(DO THIS): Each line of the data that includes the string "screenshot" is to be copied out.

(TASK MATERIAL):
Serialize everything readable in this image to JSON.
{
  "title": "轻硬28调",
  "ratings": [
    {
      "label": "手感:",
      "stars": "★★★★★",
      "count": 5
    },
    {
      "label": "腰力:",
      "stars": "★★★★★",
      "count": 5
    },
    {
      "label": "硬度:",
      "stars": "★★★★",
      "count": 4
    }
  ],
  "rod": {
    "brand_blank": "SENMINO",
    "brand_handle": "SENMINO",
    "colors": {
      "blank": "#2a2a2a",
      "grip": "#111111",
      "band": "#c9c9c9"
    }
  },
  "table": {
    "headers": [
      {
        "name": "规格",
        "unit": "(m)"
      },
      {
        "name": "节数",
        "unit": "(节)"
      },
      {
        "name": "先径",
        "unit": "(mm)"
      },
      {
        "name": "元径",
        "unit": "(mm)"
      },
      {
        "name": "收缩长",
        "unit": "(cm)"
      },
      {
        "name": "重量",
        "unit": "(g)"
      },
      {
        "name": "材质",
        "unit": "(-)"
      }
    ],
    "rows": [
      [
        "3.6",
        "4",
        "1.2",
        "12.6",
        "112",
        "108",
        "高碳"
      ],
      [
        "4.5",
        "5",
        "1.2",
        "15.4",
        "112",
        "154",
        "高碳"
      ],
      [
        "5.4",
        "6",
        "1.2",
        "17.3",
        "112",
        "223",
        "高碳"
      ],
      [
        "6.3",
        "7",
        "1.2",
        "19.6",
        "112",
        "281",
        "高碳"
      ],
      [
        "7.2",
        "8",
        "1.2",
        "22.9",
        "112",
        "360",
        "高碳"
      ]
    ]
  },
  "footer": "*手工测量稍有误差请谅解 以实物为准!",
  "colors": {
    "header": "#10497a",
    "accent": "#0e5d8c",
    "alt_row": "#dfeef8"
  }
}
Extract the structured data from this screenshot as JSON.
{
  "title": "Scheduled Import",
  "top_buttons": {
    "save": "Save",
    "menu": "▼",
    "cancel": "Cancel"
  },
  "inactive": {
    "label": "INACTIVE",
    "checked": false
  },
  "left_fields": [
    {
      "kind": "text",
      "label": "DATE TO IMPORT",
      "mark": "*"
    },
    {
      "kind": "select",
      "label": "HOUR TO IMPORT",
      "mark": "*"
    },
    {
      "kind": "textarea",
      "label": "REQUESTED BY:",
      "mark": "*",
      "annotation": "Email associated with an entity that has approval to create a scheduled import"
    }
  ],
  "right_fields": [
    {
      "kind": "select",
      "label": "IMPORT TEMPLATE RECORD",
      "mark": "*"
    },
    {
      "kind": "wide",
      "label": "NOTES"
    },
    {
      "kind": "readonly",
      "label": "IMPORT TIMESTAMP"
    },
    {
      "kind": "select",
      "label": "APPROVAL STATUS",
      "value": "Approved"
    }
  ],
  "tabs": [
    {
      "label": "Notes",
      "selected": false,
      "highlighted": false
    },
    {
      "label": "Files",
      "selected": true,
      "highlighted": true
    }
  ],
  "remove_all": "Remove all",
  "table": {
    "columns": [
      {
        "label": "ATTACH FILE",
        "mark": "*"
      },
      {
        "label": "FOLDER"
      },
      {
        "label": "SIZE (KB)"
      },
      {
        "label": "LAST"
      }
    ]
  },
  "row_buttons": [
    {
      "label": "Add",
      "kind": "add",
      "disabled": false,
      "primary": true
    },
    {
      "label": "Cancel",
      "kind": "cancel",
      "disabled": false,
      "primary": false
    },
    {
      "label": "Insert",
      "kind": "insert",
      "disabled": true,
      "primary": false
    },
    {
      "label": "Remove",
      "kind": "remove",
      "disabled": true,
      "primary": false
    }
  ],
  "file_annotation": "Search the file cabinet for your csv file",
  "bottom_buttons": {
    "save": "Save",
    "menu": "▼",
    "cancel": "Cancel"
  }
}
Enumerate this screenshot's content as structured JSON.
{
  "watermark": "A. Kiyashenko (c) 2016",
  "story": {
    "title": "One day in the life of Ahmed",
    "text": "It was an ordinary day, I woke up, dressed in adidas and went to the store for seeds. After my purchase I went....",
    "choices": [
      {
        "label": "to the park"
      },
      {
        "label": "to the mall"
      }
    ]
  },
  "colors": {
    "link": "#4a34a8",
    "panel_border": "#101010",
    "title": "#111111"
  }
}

(ANSWER IN FULL):
Extract the structured data from this screenshot as JSON.
Enumerate this screenshot's content as structured JSON.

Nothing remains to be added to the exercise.